● **Problem**
Write out the entries below once more, exactly, with the pictures left out.

● **Task inputs**

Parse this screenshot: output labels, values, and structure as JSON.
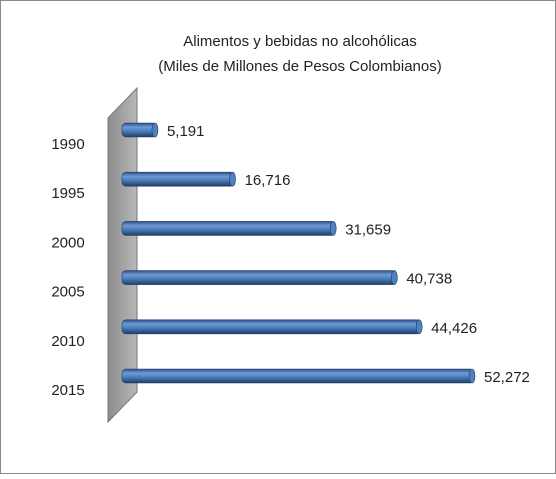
{
  "chart_data": {
    "type": "bar",
    "orientation": "horizontal",
    "title": "Alimentos y bebidas no alcohólicas",
    "subtitle": "(Miles de Millones de Pesos Colombianos)",
    "categories": [
      "1990",
      "1995",
      "2000",
      "2005",
      "2010",
      "2015"
    ],
    "values": [
      5191,
      16716,
      31659,
      40738,
      44426,
      52272
    ],
    "value_labels": [
      "5,191",
      "16,716",
      "31,659",
      "40,738",
      "44,426",
      "52,272"
    ],
    "color": "#4f81bd"
  }
}
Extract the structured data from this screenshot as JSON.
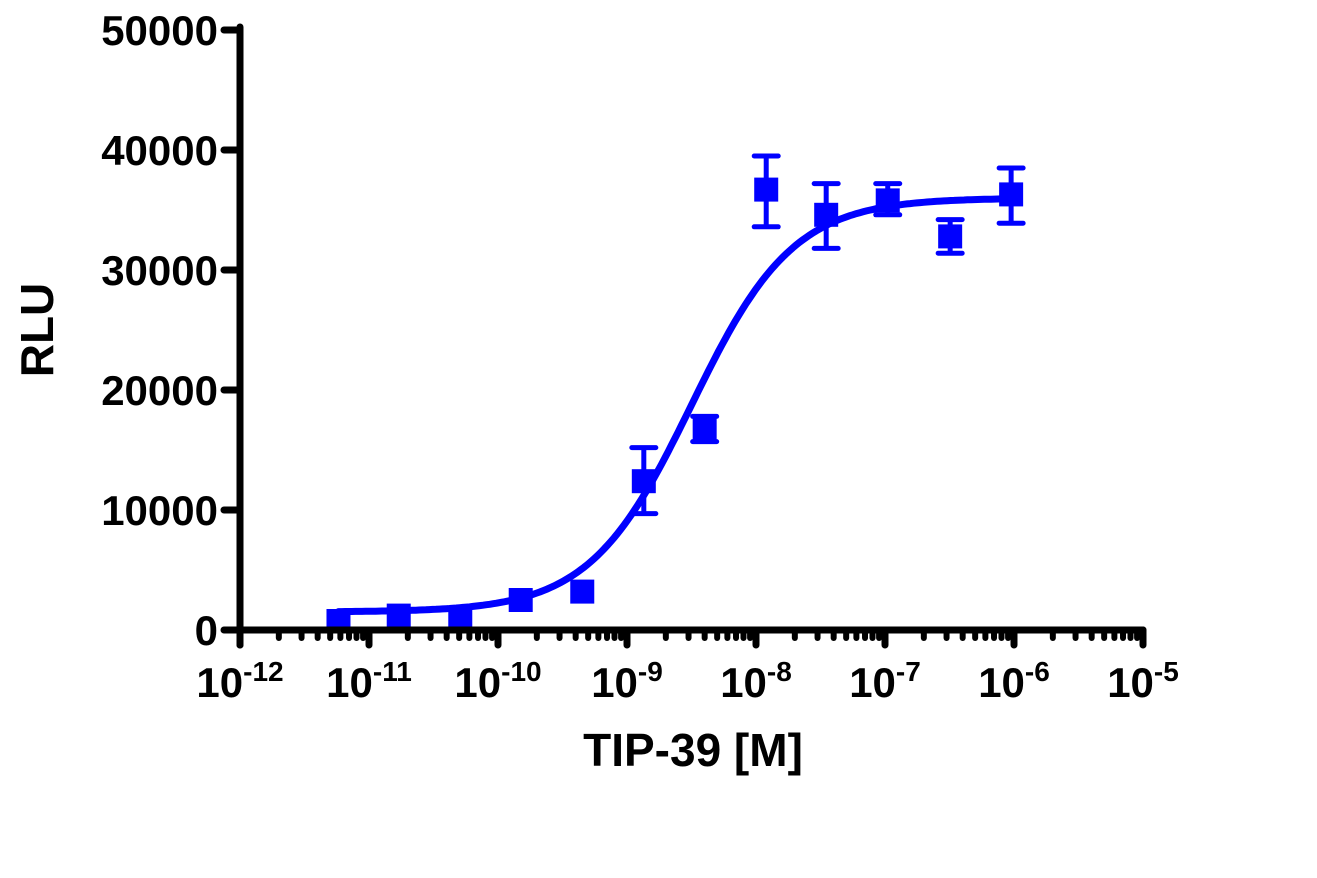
{
  "chart_data": {
    "type": "scatter",
    "title": "",
    "xlabel": "TIP-39 [M]",
    "ylabel": "RLU",
    "xscale": "log",
    "xlim": [
      1e-12,
      1e-05
    ],
    "ylim": [
      0,
      50000
    ],
    "grid": false,
    "legend": null,
    "x_ticks": [
      {
        "exp": -12,
        "label_base": "10",
        "label_exp": "-12"
      },
      {
        "exp": -11,
        "label_base": "10",
        "label_exp": "-11"
      },
      {
        "exp": -10,
        "label_base": "10",
        "label_exp": "-10"
      },
      {
        "exp": -9,
        "label_base": "10",
        "label_exp": "-9"
      },
      {
        "exp": -8,
        "label_base": "10",
        "label_exp": "-8"
      },
      {
        "exp": -7,
        "label_base": "10",
        "label_exp": "-7"
      },
      {
        "exp": -6,
        "label_base": "10",
        "label_exp": "-6"
      },
      {
        "exp": -5,
        "label_base": "10",
        "label_exp": "-5"
      }
    ],
    "y_ticks": [
      0,
      10000,
      20000,
      30000,
      40000,
      50000
    ],
    "series": [
      {
        "name": "TIP-39",
        "color": "#0000ff",
        "marker": "square",
        "points": [
          {
            "x": 5.8e-12,
            "y": 750,
            "err_low": 750,
            "err_high": 750
          },
          {
            "x": 1.7e-11,
            "y": 1200,
            "err_low": 1200,
            "err_high": 1200
          },
          {
            "x": 5.1e-11,
            "y": 900,
            "err_low": 900,
            "err_high": 900
          },
          {
            "x": 1.5e-10,
            "y": 2500,
            "err_low": 2500,
            "err_high": 2500
          },
          {
            "x": 4.5e-10,
            "y": 3200,
            "err_low": 3200,
            "err_high": 3200
          },
          {
            "x": 1.35e-09,
            "y": 12400,
            "err_low": 9700,
            "err_high": 15200
          },
          {
            "x": 4e-09,
            "y": 16700,
            "err_low": 15700,
            "err_high": 17800
          },
          {
            "x": 1.2e-08,
            "y": 36700,
            "err_low": 33600,
            "err_high": 39500
          },
          {
            "x": 3.5e-08,
            "y": 34600,
            "err_low": 31800,
            "err_high": 37200
          },
          {
            "x": 1.05e-07,
            "y": 35800,
            "err_low": 34600,
            "err_high": 37200
          },
          {
            "x": 3.2e-07,
            "y": 32800,
            "err_low": 31400,
            "err_high": 34200
          },
          {
            "x": 9.5e-07,
            "y": 36300,
            "err_low": 33900,
            "err_high": 38500
          }
        ],
        "fit": {
          "model": "sigmoidal dose-response",
          "bottom": 1500,
          "top": 36000,
          "logEC50": -8.5,
          "hill_slope": 1.1,
          "x_range": [
            5.8e-12,
            9.5e-07
          ]
        }
      }
    ]
  }
}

● **Worked answer**
Parse this screenshot: output labels, values, and structure as JSON.
{
  "chart_data": {
    "type": "bar",
    "orientation": "horizontal",
    "title": "Alimentos y bebidas no alcohólicas",
    "subtitle": "(Miles de Millones de Pesos Colombianos)",
    "categories": [
      "1990",
      "1995",
      "2000",
      "2005",
      "2010",
      "2015"
    ],
    "values": [
      5191,
      16716,
      31659,
      40738,
      44426,
      52272
    ],
    "value_labels": [
      "5,191",
      "16,716",
      "31,659",
      "40,738",
      "44,426",
      "52,272"
    ],
    "color": "#4f81bd"
  }
}
Extract the structured data from this screenshot as JSON.
{
  "chart_data": {
    "type": "scatter",
    "title": "",
    "xlabel": "TIP-39 [M]",
    "ylabel": "RLU",
    "xscale": "log",
    "xlim": [
      1e-12,
      1e-05
    ],
    "ylim": [
      0,
      50000
    ],
    "grid": false,
    "legend": null,
    "x_ticks": [
      {
        "exp": -12,
        "label_base": "10",
        "label_exp": "-12"
      },
      {
        "exp": -11,
        "label_base": "10",
        "label_exp": "-11"
      },
      {
        "exp": -10,
        "label_base": "10",
        "label_exp": "-10"
      },
      {
        "exp": -9,
        "label_base": "10",
        "label_exp": "-9"
      },
      {
        "exp": -8,
        "label_base": "10",
        "label_exp": "-8"
      },
      {
        "exp": -7,
        "label_base": "10",
        "label_exp": "-7"
      },
      {
        "exp": -6,
        "label_base": "10",
        "label_exp": "-6"
      },
      {
        "exp": -5,
        "label_base": "10",
        "label_exp": "-5"
      }
    ],
    "y_ticks": [
      0,
      10000,
      20000,
      30000,
      40000,
      50000
    ],
    "series": [
      {
        "name": "TIP-39",
        "color": "#0000ff",
        "marker": "square",
        "points": [
          {
            "x": 5.8e-12,
            "y": 750,
            "err_low": 750,
            "err_high": 750
          },
          {
            "x": 1.7e-11,
            "y": 1200,
            "err_low": 1200,
            "err_high": 1200
          },
          {
            "x": 5.1e-11,
            "y": 900,
            "err_low": 900,
            "err_high": 900
          },
          {
            "x": 1.5e-10,
            "y": 2500,
            "err_low": 2500,
            "err_high": 2500
          },
          {
            "x": 4.5e-10,
            "y": 3200,
            "err_low": 3200,
            "err_high": 3200
          },
          {
            "x": 1.35e-09,
            "y": 12400,
            "err_low": 9700,
            "err_high": 15200
          },
          {
            "x": 4e-09,
            "y": 16700,
            "err_low": 15700,
            "err_high": 17800
          },
          {
            "x": 1.2e-08,
            "y": 36700,
            "err_low": 33600,
            "err_high": 39500
          },
          {
            "x": 3.5e-08,
            "y": 34600,
            "err_low": 31800,
            "err_high": 37200
          },
          {
            "x": 1.05e-07,
            "y": 35800,
            "err_low": 34600,
            "err_high": 37200
          },
          {
            "x": 3.2e-07,
            "y": 32800,
            "err_low": 31400,
            "err_high": 34200
          },
          {
            "x": 9.5e-07,
            "y": 36300,
            "err_low": 33900,
            "err_high": 38500
          }
        ],
        "fit": {
          "model": "sigmoidal dose-response",
          "bottom": 1500,
          "top": 36000,
          "logEC50": -8.5,
          "hill_slope": 1.1,
          "x_range": [
            5.8e-12,
            9.5e-07
          ]
        }
      }
    ]
  }
}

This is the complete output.